BRIEF:
Go through the entries below, tally each line with the string "screenshot", and give the final number by itself.

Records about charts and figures
━━━━━━━━━━━━━━━━━━━━━━━━━━━━━━

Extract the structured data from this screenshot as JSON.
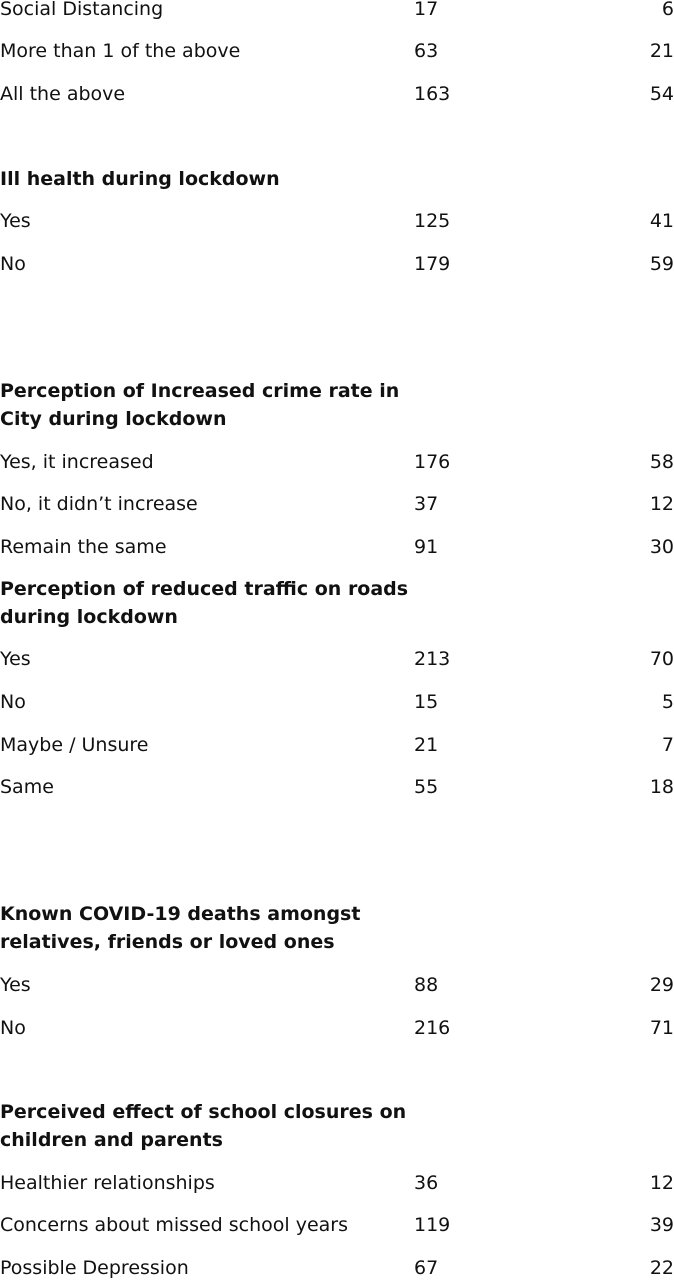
{
  "rows_top": [
    {
      "label": "Social Distancing",
      "count": "17",
      "pct": "6"
    },
    {
      "label": "More than 1 of the above",
      "count": "63",
      "pct": "21"
    },
    {
      "label": "All the above",
      "count": "163",
      "pct": "54"
    }
  ],
  "ill_health": {
    "heading": "Ill health during lockdown",
    "rows": [
      {
        "label": "Yes",
        "count": "125",
        "pct": "41"
      },
      {
        "label": "No",
        "count": "179",
        "pct": "59"
      }
    ]
  },
  "crime": {
    "heading_line1": "Perception of Increased crime rate in",
    "heading_line2": "City during lockdown",
    "rows": [
      {
        "label": "Yes, it increased",
        "count": "176",
        "pct": "58"
      },
      {
        "label": "No, it didn’t increase",
        "count": "37",
        "pct": "12"
      },
      {
        "label": "Remain the same",
        "count": "91",
        "pct": "30"
      }
    ]
  },
  "traffic": {
    "heading_line1": "Perception of reduced traffic on roads",
    "heading_line2": "during lockdown",
    "rows": [
      {
        "label": "Yes",
        "count": "213",
        "pct": "70"
      },
      {
        "label": "No",
        "count": "15",
        "pct": "5"
      },
      {
        "label": "Maybe / Unsure",
        "count": "21",
        "pct": "7"
      },
      {
        "label": "Same",
        "count": "55",
        "pct": "18"
      }
    ]
  },
  "deaths": {
    "heading_line1": "Known COVID-19 deaths amongst",
    "heading_line2": "relatives, friends or loved ones",
    "rows": [
      {
        "label": "Yes",
        "count": "88",
        "pct": "29"
      },
      {
        "label": "No",
        "count": "216",
        "pct": "71"
      }
    ]
  },
  "school": {
    "heading_line1": "Perceived effect of school closures on",
    "heading_line2": "children and parents",
    "rows": [
      {
        "label": "Healthier relationships",
        "count": "36",
        "pct": "12"
      },
      {
        "label": "Concerns about missed school years",
        "count": "119",
        "pct": "39"
      },
      {
        "label": "Possible Depression",
        "count": "67",
        "pct": "22"
      }
    ]
  }
}
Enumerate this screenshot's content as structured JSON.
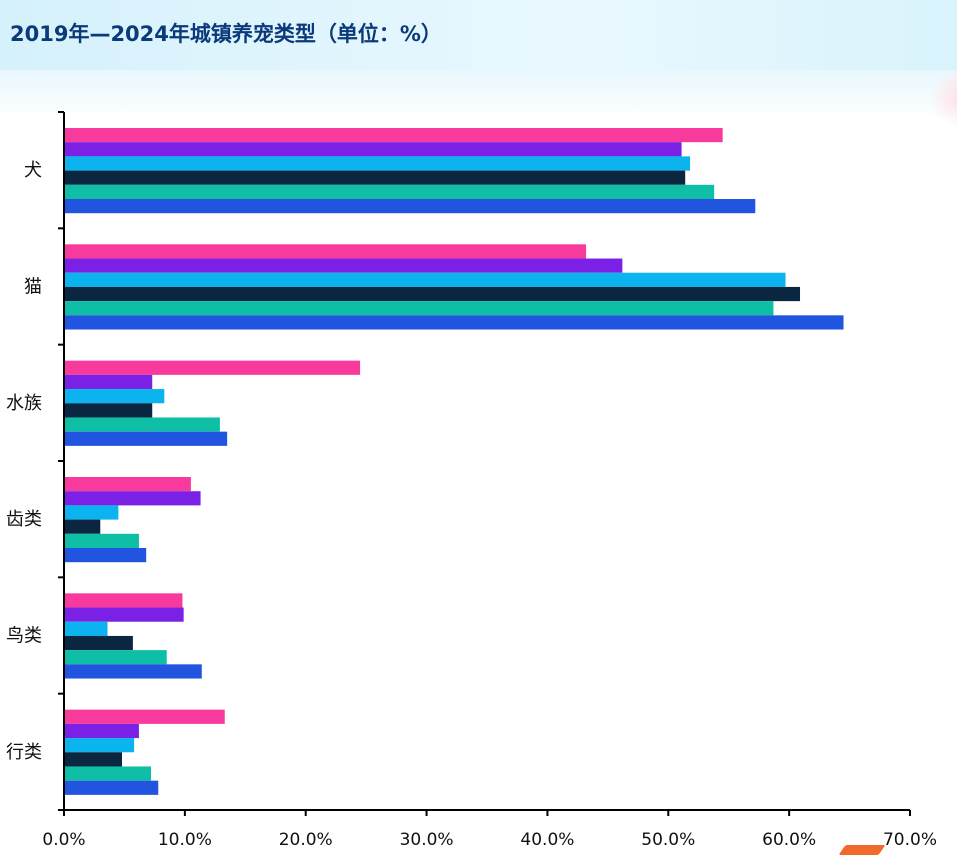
{
  "title": "2019年—2024年城镇养宠类型（单位：%）",
  "colors": {
    "title": "#0b3a7a",
    "axis": "#000000",
    "series": [
      "#f93a9d",
      "#7b21e6",
      "#0bb4ee",
      "#0b2640",
      "#0ebfa6",
      "#2255df"
    ]
  },
  "chart_data": {
    "type": "bar",
    "orientation": "horizontal",
    "categories": [
      "犬",
      "猫",
      "水族",
      "齿类",
      "鸟类",
      "行类"
    ],
    "series": [
      {
        "values": [
          54.5,
          43.2,
          24.5,
          10.5,
          9.8,
          13.3
        ]
      },
      {
        "values": [
          51.1,
          46.2,
          7.3,
          11.3,
          9.9,
          6.2
        ]
      },
      {
        "values": [
          51.8,
          59.7,
          8.3,
          4.5,
          3.6,
          5.8
        ]
      },
      {
        "values": [
          51.4,
          60.9,
          7.3,
          3.0,
          5.7,
          4.8
        ]
      },
      {
        "values": [
          53.8,
          58.7,
          12.9,
          6.2,
          8.5,
          7.2
        ]
      },
      {
        "values": [
          57.2,
          64.5,
          13.5,
          6.8,
          11.4,
          7.8
        ]
      }
    ],
    "xlim": [
      0,
      70
    ],
    "x_ticks": [
      "0.0%",
      "10.0%",
      "20.0%",
      "30.0%",
      "40.0%",
      "50.0%",
      "60.0%",
      "70.0%"
    ],
    "x_tick_values": [
      0,
      10,
      20,
      30,
      40,
      50,
      60,
      70
    ],
    "grid": false,
    "legend": "none"
  }
}
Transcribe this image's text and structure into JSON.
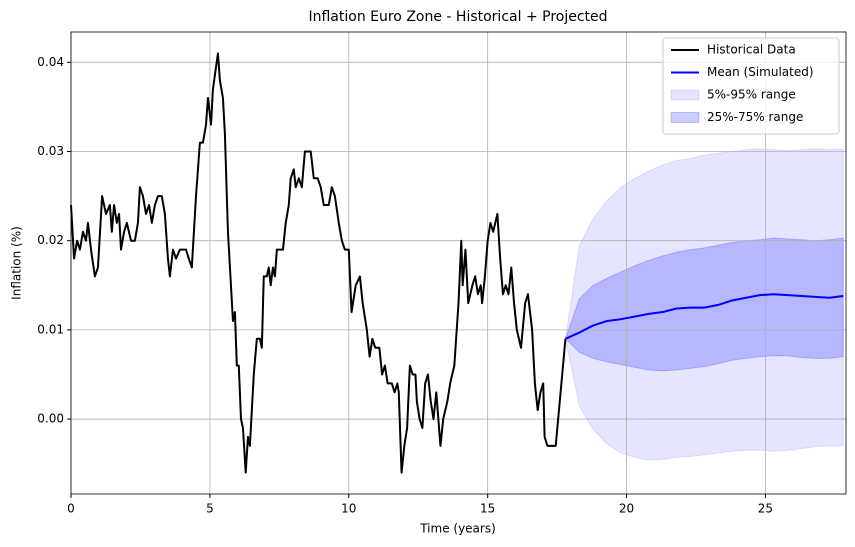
{
  "chart_data": {
    "type": "line",
    "title": "Inflation Euro Zone - Historical + Projected",
    "x_label": "Time (years)",
    "y_label": "Inflation (%)",
    "xlim": [
      0,
      27.9
    ],
    "ylim": [
      -0.0084,
      0.0434
    ],
    "xticks": [
      0,
      5,
      10,
      15,
      20,
      25
    ],
    "yticks": [
      {
        "value": 0,
        "label": "0.00"
      },
      0.01,
      0.02,
      0.03,
      0.04
    ],
    "grid": true,
    "legend_position": "upper-right",
    "series": [
      {
        "name": "Historical Data",
        "color": "#000000",
        "x": [
          0,
          0.11,
          0.22,
          0.32,
          0.43,
          0.54,
          0.61,
          0.72,
          0.86,
          0.97,
          1.12,
          1.26,
          1.4,
          1.47,
          1.55,
          1.65,
          1.73,
          1.8,
          1.91,
          2.01,
          2.16,
          2.3,
          2.41,
          2.48,
          2.59,
          2.7,
          2.81,
          2.91,
          3.02,
          3.13,
          3.27,
          3.38,
          3.49,
          3.56,
          3.67,
          3.78,
          3.92,
          4.14,
          4.24,
          4.35,
          4.5,
          4.64,
          4.75,
          4.86,
          4.93,
          5.04,
          5.11,
          5.29,
          5.36,
          5.47,
          5.54,
          5.65,
          5.83,
          5.9,
          5.97,
          6.04,
          6.12,
          6.19,
          6.29,
          6.37,
          6.44,
          6.58,
          6.69,
          6.8,
          6.87,
          6.94,
          7.05,
          7.12,
          7.19,
          7.27,
          7.34,
          7.41,
          7.63,
          7.73,
          7.84,
          7.91,
          8.02,
          8.09,
          8.2,
          8.31,
          8.42,
          8.63,
          8.74,
          8.88,
          8.99,
          9.1,
          9.28,
          9.39,
          9.5,
          9.64,
          9.75,
          9.86,
          10.0,
          10.1,
          10.25,
          10.4,
          10.5,
          10.65,
          10.75,
          10.85,
          10.95,
          11.1,
          11.2,
          11.3,
          11.4,
          11.55,
          11.65,
          11.75,
          11.8,
          11.9,
          12.0,
          12.1,
          12.2,
          12.3,
          12.4,
          12.45,
          12.55,
          12.65,
          12.75,
          12.85,
          12.95,
          13.05,
          13.15,
          13.2,
          13.3,
          13.4,
          13.55,
          13.65,
          13.8,
          13.95,
          14.05,
          14.1,
          14.2,
          14.3,
          14.45,
          14.55,
          14.65,
          14.75,
          14.8,
          14.9,
          15.0,
          15.1,
          15.2,
          15.35,
          15.45,
          15.55,
          15.65,
          15.75,
          15.85,
          15.95,
          16.05,
          16.2,
          16.35,
          16.45,
          16.6,
          16.7,
          16.8,
          16.9,
          17.0,
          17.05,
          17.15,
          17.45,
          17.8
        ],
        "values": [
          0.024,
          0.018,
          0.02,
          0.019,
          0.021,
          0.02,
          0.022,
          0.019,
          0.016,
          0.017,
          0.025,
          0.023,
          0.024,
          0.021,
          0.024,
          0.022,
          0.023,
          0.019,
          0.021,
          0.022,
          0.02,
          0.02,
          0.022,
          0.026,
          0.025,
          0.023,
          0.024,
          0.022,
          0.024,
          0.025,
          0.025,
          0.023,
          0.018,
          0.016,
          0.019,
          0.018,
          0.019,
          0.019,
          0.018,
          0.017,
          0.025,
          0.031,
          0.031,
          0.033,
          0.036,
          0.033,
          0.037,
          0.041,
          0.038,
          0.036,
          0.032,
          0.021,
          0.011,
          0.012,
          0.006,
          0.006,
          0.0,
          -0.001,
          -0.006,
          -0.002,
          -0.003,
          0.005,
          0.009,
          0.009,
          0.008,
          0.016,
          0.016,
          0.017,
          0.015,
          0.017,
          0.016,
          0.019,
          0.019,
          0.022,
          0.024,
          0.027,
          0.028,
          0.026,
          0.027,
          0.026,
          0.03,
          0.03,
          0.027,
          0.027,
          0.026,
          0.024,
          0.024,
          0.026,
          0.025,
          0.022,
          0.02,
          0.019,
          0.019,
          0.012,
          0.015,
          0.016,
          0.013,
          0.01,
          0.007,
          0.009,
          0.008,
          0.008,
          0.005,
          0.006,
          0.004,
          0.004,
          0.003,
          0.004,
          0.003,
          -0.006,
          -0.003,
          -0.001,
          0.006,
          0.005,
          0.005,
          0.002,
          0.0,
          -0.001,
          0.004,
          0.005,
          0.002,
          0.0,
          0.003,
          0.001,
          -0.003,
          0.0,
          0.002,
          0.004,
          0.006,
          0.013,
          0.02,
          0.015,
          0.019,
          0.013,
          0.015,
          0.016,
          0.014,
          0.015,
          0.013,
          0.016,
          0.02,
          0.022,
          0.021,
          0.023,
          0.018,
          0.014,
          0.015,
          0.014,
          0.017,
          0.013,
          0.01,
          0.008,
          0.013,
          0.014,
          0.01,
          0.004,
          0.001,
          0.003,
          0.004,
          -0.002,
          -0.003,
          -0.003,
          0.009
        ]
      },
      {
        "name": "Mean (Simulated)",
        "color": "#0000ff",
        "x": [
          17.8,
          18.3,
          18.8,
          19.3,
          19.8,
          20.3,
          20.8,
          21.3,
          21.8,
          22.3,
          22.8,
          23.3,
          23.8,
          24.3,
          24.8,
          25.3,
          25.8,
          26.3,
          26.8,
          27.3,
          27.8
        ],
        "values": [
          0.009,
          0.0097,
          0.0105,
          0.011,
          0.0112,
          0.0115,
          0.0118,
          0.012,
          0.0124,
          0.0125,
          0.0125,
          0.0128,
          0.0133,
          0.0136,
          0.0139,
          0.014,
          0.0139,
          0.0138,
          0.0137,
          0.0136,
          0.0138
        ]
      }
    ],
    "bands": [
      {
        "name": "5%-95% range",
        "color": "#0000ff",
        "opacity": 0.1,
        "x": [
          17.8,
          18.3,
          18.8,
          19.3,
          19.8,
          20.3,
          20.8,
          21.3,
          21.8,
          22.3,
          22.8,
          23.3,
          23.8,
          24.3,
          24.8,
          25.3,
          25.8,
          26.3,
          26.8,
          27.3,
          27.8
        ],
        "lower": [
          0.009,
          0.0015,
          -0.0012,
          -0.0028,
          -0.0038,
          -0.0043,
          -0.0046,
          -0.0045,
          -0.0043,
          -0.0042,
          -0.004,
          -0.0038,
          -0.0036,
          -0.0035,
          -0.0035,
          -0.0036,
          -0.0035,
          -0.0033,
          -0.0031,
          -0.003,
          -0.003
        ],
        "upper": [
          0.009,
          0.0195,
          0.0225,
          0.0245,
          0.026,
          0.027,
          0.0278,
          0.0285,
          0.029,
          0.0292,
          0.0296,
          0.0298,
          0.03,
          0.0302,
          0.0303,
          0.0302,
          0.0301,
          0.0302,
          0.0303,
          0.0302,
          0.0303
        ]
      },
      {
        "name": "25%-75% range",
        "color": "#0000ff",
        "opacity": 0.2,
        "x": [
          17.8,
          18.3,
          18.8,
          19.3,
          19.8,
          20.3,
          20.8,
          21.3,
          21.8,
          22.3,
          22.8,
          23.3,
          23.8,
          24.3,
          24.8,
          25.3,
          25.8,
          26.3,
          26.8,
          27.3,
          27.8
        ],
        "lower": [
          0.009,
          0.0075,
          0.0068,
          0.0064,
          0.0061,
          0.0058,
          0.0055,
          0.0054,
          0.0055,
          0.0057,
          0.0059,
          0.0062,
          0.0066,
          0.0068,
          0.007,
          0.0071,
          0.0071,
          0.0069,
          0.0068,
          0.0068,
          0.007
        ],
        "upper": [
          0.009,
          0.0135,
          0.015,
          0.0158,
          0.0165,
          0.0172,
          0.0178,
          0.0183,
          0.0187,
          0.019,
          0.0192,
          0.0195,
          0.0198,
          0.02,
          0.0201,
          0.0203,
          0.0202,
          0.0201,
          0.02,
          0.0201,
          0.0203
        ]
      }
    ]
  }
}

━━━━━━━━━━━━━━━━━━━━━━━━━━━━━━

SOLUTION FOR THIS PROBLEM:
2